Re-Humanising the System
From Compliance to Coherence
We began this series with a structural critique: our education system is built like a pipeline in a world that demands an ecosystem. We looked at the “missing middle” where young people fall through the cracks, the narrow metrics that fail to recognise who they are, and the wait for policy that often feels endless.
But as we close, the question shifts from “What is wrong?” to “Where are we going?”
The answer, somewhat paradoxically, is that technology is forcing us to become more human.
The AI Mirror
Matt Sigelman of the Burning Glass Institute recently shared a profound insight about the impact of AI on the workforce. His data shows a “hollowing out” of entry-level knowledge work. The tasks we used to give graduates—summarising documents, basic coding, drafting emails—are being automated.
Sigelman argues that this creates an “Expertise Upheaval.” If the bottom rung of the ladder is gone, how do young people climb?
The answer isn’t to teach them to be better at being robots. It is to double down on the things AI cannot do. Sigelman’s data points to a rising premium on human skills: curiosity, connectivity, and the ability to navigate complex, ambiguous systems.

+ + +

[Task goal]
In the education passage, what does Sigelman say the loss of entry-level knowledge work creates? The data after this text isn't needed for the answer.

[Data shown]
+ + +

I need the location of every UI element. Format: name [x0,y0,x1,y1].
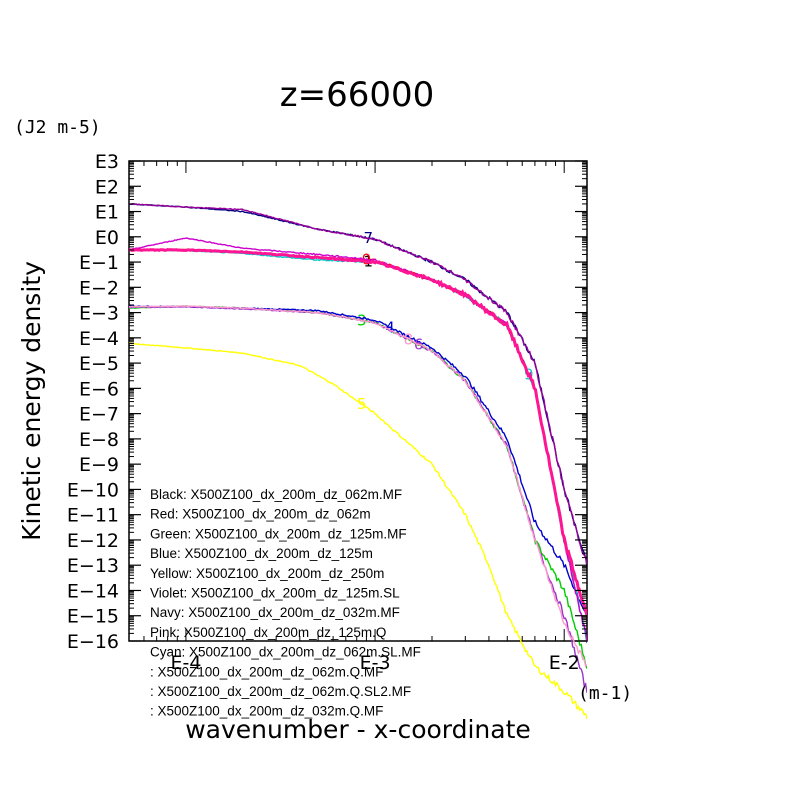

+ + +

[Response]
An "Expertise Upheaval."